• _Objective_:
Look over the lines below. Report each one that includes the string "Director".

══════

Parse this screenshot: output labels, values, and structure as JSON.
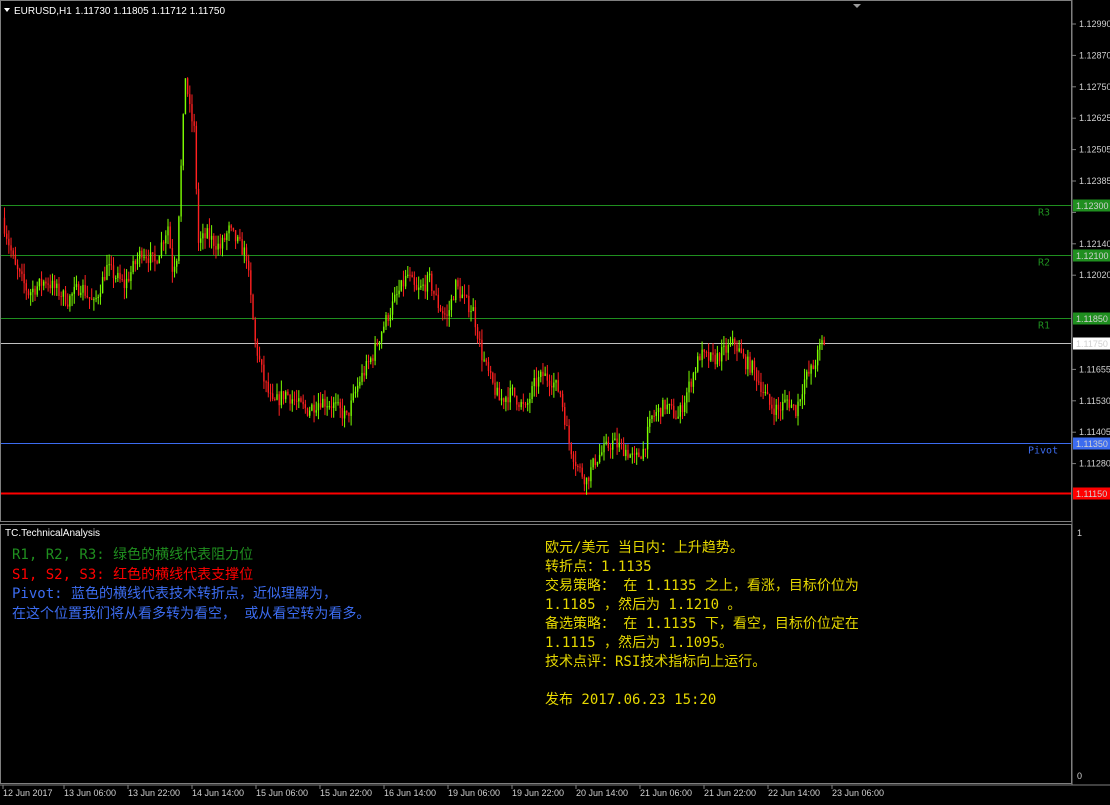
{
  "header": {
    "symbol": "EURUSD,H1",
    "ohlc": "1.11730 1.11805 1.11712 1.11750"
  },
  "indicator_title": "TC.TechnicalAnalysis",
  "subwindow_axis": [
    "1",
    "0"
  ],
  "colors": {
    "background": "#000000",
    "grid_border": "#7f7f7f",
    "bull_candle": "#7cfc00",
    "bear_candle": "#ff2020",
    "resistance": "#1f8f1f",
    "support": "#ff0000",
    "pivot": "#3c6cf0",
    "current_price": "#c0c0c0",
    "analysis_text": "#e6d800"
  },
  "legend": {
    "line1": "R1, R2, R3: 绿色的横线代表阻力位",
    "line2": "S1, S2, S3: 红色的横线代表支撑位",
    "line3": "Pivot: 蓝色的横线代表技术转折点，近似理解为，",
    "line4": "在这个位置我们将从看多转为看空， 或从看空转为看多。"
  },
  "analysis": {
    "line1": "欧元/美元 当日内：上升趋势。",
    "line2": "转折点：1.1135",
    "line3": "交易策略： 在 1.1135 之上，看涨，目标价位为",
    "line4": "1.1185 ，然后为 1.1210 。",
    "line5": "备选策略： 在 1.1135 下，看空，目标价位定在",
    "line6": "1.1115 ，然后为 1.1095。",
    "line7": "技术点评：RSI技术指标向上运行。",
    "line8": "发布 2017.06.23 15:20"
  },
  "chart_data": {
    "type": "candlestick",
    "symbol": "EURUSD",
    "timeframe": "H1",
    "y_ticks": [
      "1.12990",
      "1.12870",
      "1.12750",
      "1.12625",
      "1.12505",
      "1.12385",
      "1.12260",
      "1.12140",
      "1.12020",
      "1.11775",
      "1.11655",
      "1.11530",
      "1.11405",
      "1.11280"
    ],
    "ylim": [
      1.111,
      1.1305
    ],
    "x_ticks": [
      "12 Jun 2017",
      "13 Jun 06:00",
      "13 Jun 22:00",
      "14 Jun 14:00",
      "15 Jun 06:00",
      "15 Jun 22:00",
      "16 Jun 14:00",
      "19 Jun 06:00",
      "19 Jun 22:00",
      "20 Jun 14:00",
      "21 Jun 06:00",
      "21 Jun 22:00",
      "22 Jun 14:00",
      "23 Jun 06:00"
    ],
    "levels": [
      {
        "name": "R3",
        "price": 1.123,
        "label": "1.12300",
        "color": "#1f8f1f"
      },
      {
        "name": "R2",
        "price": 1.121,
        "label": "1.12100",
        "color": "#1f8f1f"
      },
      {
        "name": "R1",
        "price": 1.1185,
        "label": "1.11850",
        "color": "#1f8f1f"
      },
      {
        "name": "Pivot",
        "price": 1.1135,
        "label": "1.11350",
        "color": "#3c6cf0"
      },
      {
        "name": "",
        "price": 1.1115,
        "label": "1.11150",
        "color": "#ff0000"
      }
    ],
    "current_price": {
      "price": 1.1175,
      "label": "1.11750"
    },
    "path": [
      [
        0,
        1.1225
      ],
      [
        6,
        1.1205
      ],
      [
        12,
        1.1195
      ],
      [
        20,
        1.12
      ],
      [
        30,
        1.1192
      ],
      [
        36,
        1.1198
      ],
      [
        42,
        1.119
      ],
      [
        48,
        1.1205
      ],
      [
        56,
        1.1198
      ],
      [
        64,
        1.1212
      ],
      [
        70,
        1.1207
      ],
      [
        76,
        1.1222
      ],
      [
        78,
        1.1205
      ],
      [
        80,
        1.121
      ],
      [
        82,
        1.1245
      ],
      [
        84,
        1.1282
      ],
      [
        86,
        1.1268
      ],
      [
        88,
        1.126
      ],
      [
        90,
        1.1215
      ],
      [
        94,
        1.1218
      ],
      [
        100,
        1.1213
      ],
      [
        104,
        1.122
      ],
      [
        108,
        1.1215
      ],
      [
        112,
        1.121
      ],
      [
        116,
        1.1175
      ],
      [
        120,
        1.116
      ],
      [
        124,
        1.115
      ],
      [
        130,
        1.1155
      ],
      [
        136,
        1.115
      ],
      [
        140,
        1.1148
      ],
      [
        146,
        1.1152
      ],
      [
        152,
        1.115
      ],
      [
        158,
        1.1145
      ],
      [
        164,
        1.116
      ],
      [
        170,
        1.117
      ],
      [
        174,
        1.118
      ],
      [
        180,
        1.1192
      ],
      [
        186,
        1.1202
      ],
      [
        190,
        1.1195
      ],
      [
        196,
        1.12
      ],
      [
        200,
        1.119
      ],
      [
        204,
        1.1185
      ],
      [
        208,
        1.1198
      ],
      [
        212,
        1.1192
      ],
      [
        216,
        1.1188
      ],
      [
        220,
        1.117
      ],
      [
        224,
        1.116
      ],
      [
        228,
        1.1152
      ],
      [
        234,
        1.1155
      ],
      [
        240,
        1.1148
      ],
      [
        244,
        1.1158
      ],
      [
        248,
        1.1162
      ],
      [
        252,
        1.116
      ],
      [
        256,
        1.1155
      ],
      [
        260,
        1.1135
      ],
      [
        264,
        1.1125
      ],
      [
        268,
        1.112
      ],
      [
        272,
        1.1128
      ],
      [
        276,
        1.1132
      ],
      [
        280,
        1.1135
      ],
      [
        286,
        1.1132
      ],
      [
        290,
        1.1128
      ],
      [
        294,
        1.1132
      ],
      [
        298,
        1.1145
      ],
      [
        304,
        1.115
      ],
      [
        310,
        1.1145
      ],
      [
        316,
        1.116
      ],
      [
        320,
        1.117
      ],
      [
        326,
        1.1168
      ],
      [
        332,
        1.1172
      ],
      [
        336,
        1.1175
      ],
      [
        340,
        1.1168
      ],
      [
        344,
        1.1165
      ],
      [
        348,
        1.1158
      ],
      [
        352,
        1.115
      ],
      [
        356,
        1.1148
      ],
      [
        360,
        1.1152
      ],
      [
        364,
        1.1148
      ],
      [
        368,
        1.116
      ],
      [
        372,
        1.1165
      ],
      [
        374,
        1.117
      ],
      [
        376,
        1.1175
      ]
    ]
  }
}
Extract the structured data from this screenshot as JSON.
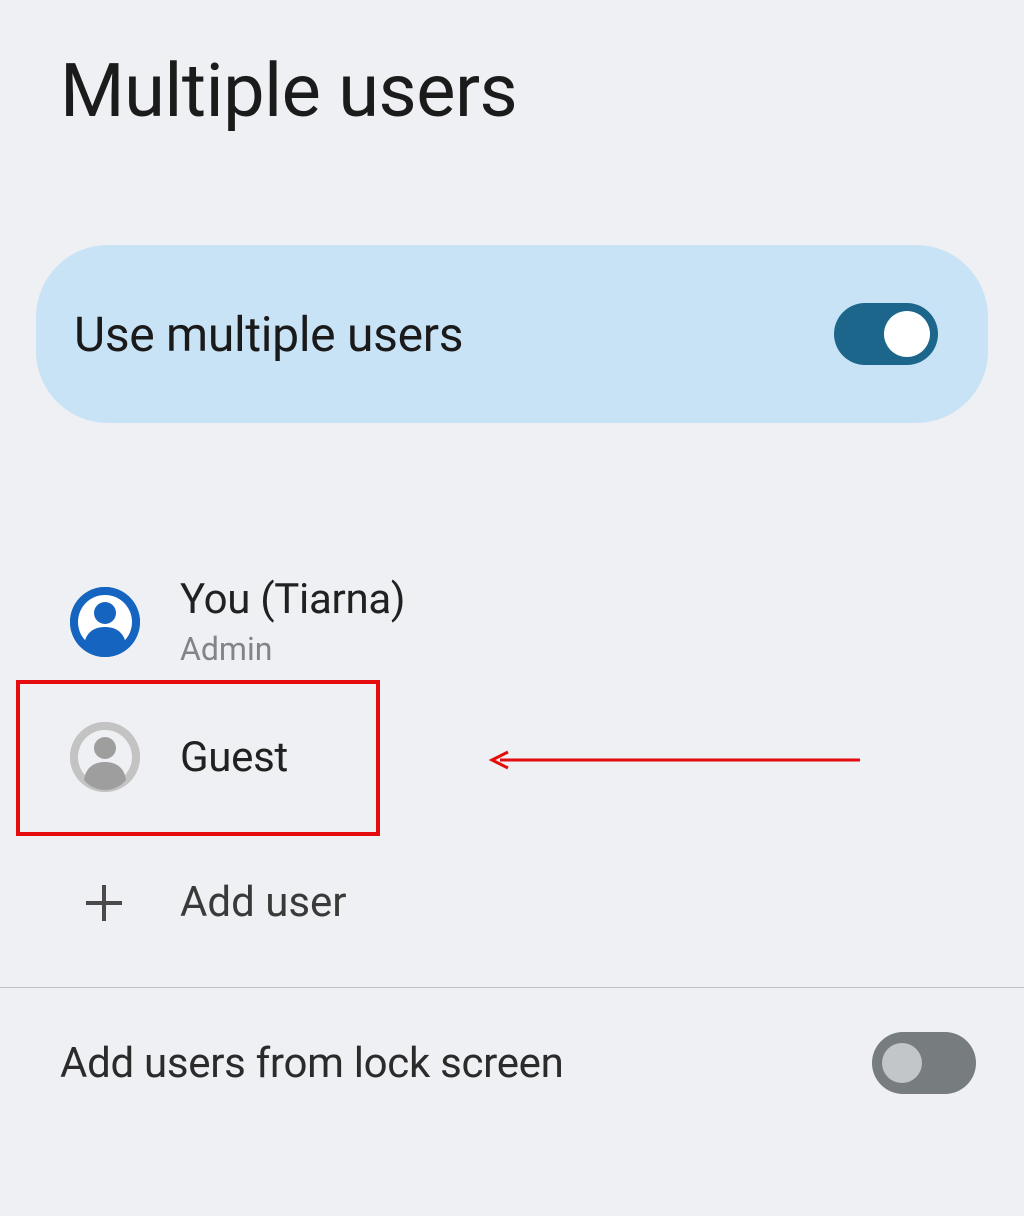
{
  "title": "Multiple users",
  "toggle": {
    "label": "Use multiple users",
    "state": "on"
  },
  "users": [
    {
      "title": "You (Tiarna)",
      "subtitle": "Admin",
      "avatar": "primary"
    },
    {
      "title": "Guest",
      "subtitle": "",
      "avatar": "guest"
    }
  ],
  "add_user": {
    "label": "Add user"
  },
  "lock_screen": {
    "label": "Add users from lock screen",
    "state": "off"
  },
  "annotations": {
    "highlight_target": "guest-user-row",
    "arrow_color": "#e40c0c"
  }
}
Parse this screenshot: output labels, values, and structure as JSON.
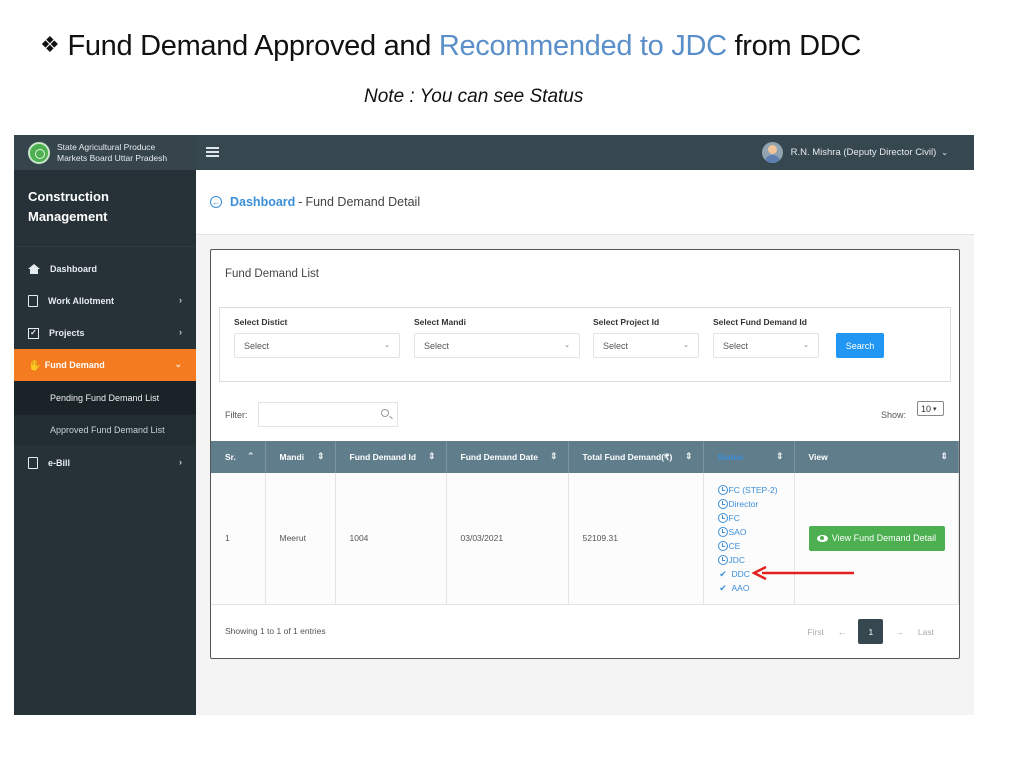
{
  "slide": {
    "title_part1": "Fund Demand Approved  and ",
    "title_highlight": "Recommended to JDC",
    "title_part2": " from DDC",
    "bullet_icon": "diamond-bullet-icon",
    "note": "Note : You can see Status",
    "highlight_color": "#5b8fc9"
  },
  "app": {
    "brand_line1": "State Agricultural Produce",
    "brand_line2": "Markets Board Uttar Pradesh",
    "user_name": "R.N. Mishra (Deputy Director Civil)",
    "accent_color": "#f47b20",
    "primary_color": "#2196f3",
    "success_color": "#4caf50"
  },
  "sidebar": {
    "title": "Construction Management",
    "items": [
      {
        "label": "Dashboard",
        "icon": "home-icon"
      },
      {
        "label": "Work Allotment",
        "icon": "document-icon"
      },
      {
        "label": "Projects",
        "icon": "checkbox-icon"
      },
      {
        "label": "Fund Demand",
        "icon": "hand-coin-icon"
      },
      {
        "label": "e-Bill",
        "icon": "clipboard-icon"
      }
    ],
    "sub_items": [
      {
        "label": "Pending Fund Demand List"
      },
      {
        "label": "Approved Fund Demand List"
      }
    ]
  },
  "breadcrumb": {
    "link": "Dashboard",
    "separator": "-",
    "current": "Fund Demand Detail"
  },
  "card": {
    "title": "Fund Demand List",
    "filters": [
      {
        "label": "Select Distict",
        "value": "Select"
      },
      {
        "label": "Select Mandi",
        "value": "Select"
      },
      {
        "label": "Select Project Id",
        "value": "Select"
      },
      {
        "label": "Select Fund Demand Id",
        "value": "Select"
      }
    ],
    "search_button": "Search",
    "filter_label": "Filter:",
    "filter_value": "",
    "show_label": "Show:",
    "show_value": "10"
  },
  "table": {
    "columns": [
      "Sr.",
      "Mandi",
      "Fund Demand Id",
      "Fund Demand Date",
      "Total Fund Demand(₹)",
      "Status",
      "View"
    ],
    "rows": [
      {
        "sr": "1",
        "mandi": "Meerut",
        "fund_demand_id": "1004",
        "date": "03/03/2021",
        "total": "52109.31",
        "status": [
          {
            "label": "FC (STEP-2)",
            "state": "pending"
          },
          {
            "label": "Director",
            "state": "pending"
          },
          {
            "label": "FC",
            "state": "pending"
          },
          {
            "label": "SAO",
            "state": "pending"
          },
          {
            "label": "CE",
            "state": "pending"
          },
          {
            "label": "JDC",
            "state": "pending"
          },
          {
            "label": "DDC",
            "state": "approved"
          },
          {
            "label": "AAO",
            "state": "approved"
          }
        ],
        "view_button": "View Fund Demand Detail"
      }
    ]
  },
  "footer": {
    "entries": "Showing 1 to 1 of 1 entries",
    "first": "First",
    "prev": "←",
    "current_page": "1",
    "next": "→",
    "last": "Last"
  }
}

══════

• _Finished answer_:
    "user_name": "R.N. Mishra (Deputy Director Civil)",
            "label": "Director",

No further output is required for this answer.